[Start Data supplied]
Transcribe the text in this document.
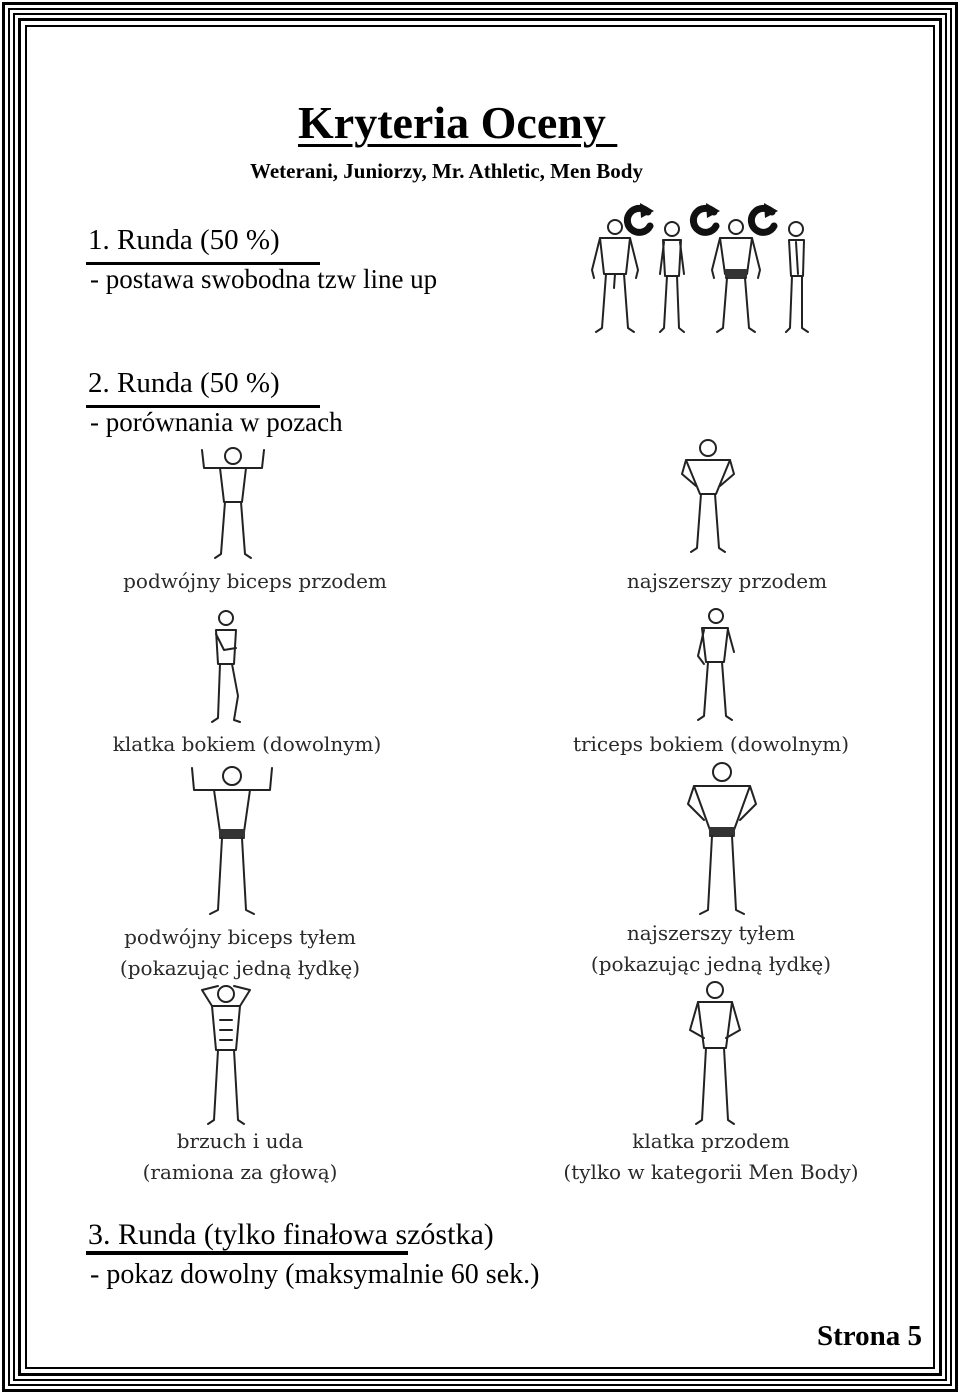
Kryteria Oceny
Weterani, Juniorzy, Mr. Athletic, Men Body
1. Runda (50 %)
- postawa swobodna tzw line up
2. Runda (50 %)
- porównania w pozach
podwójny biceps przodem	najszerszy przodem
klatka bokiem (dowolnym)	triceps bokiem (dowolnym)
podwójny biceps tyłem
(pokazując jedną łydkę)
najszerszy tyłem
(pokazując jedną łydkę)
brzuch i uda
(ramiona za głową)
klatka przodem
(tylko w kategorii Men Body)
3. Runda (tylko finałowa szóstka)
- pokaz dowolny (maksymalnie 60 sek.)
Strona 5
[End Data supplied]
Pick out every line holding the string "przodem" and return it.

podwójny biceps przodem	najszerszy przodem
klatka przodem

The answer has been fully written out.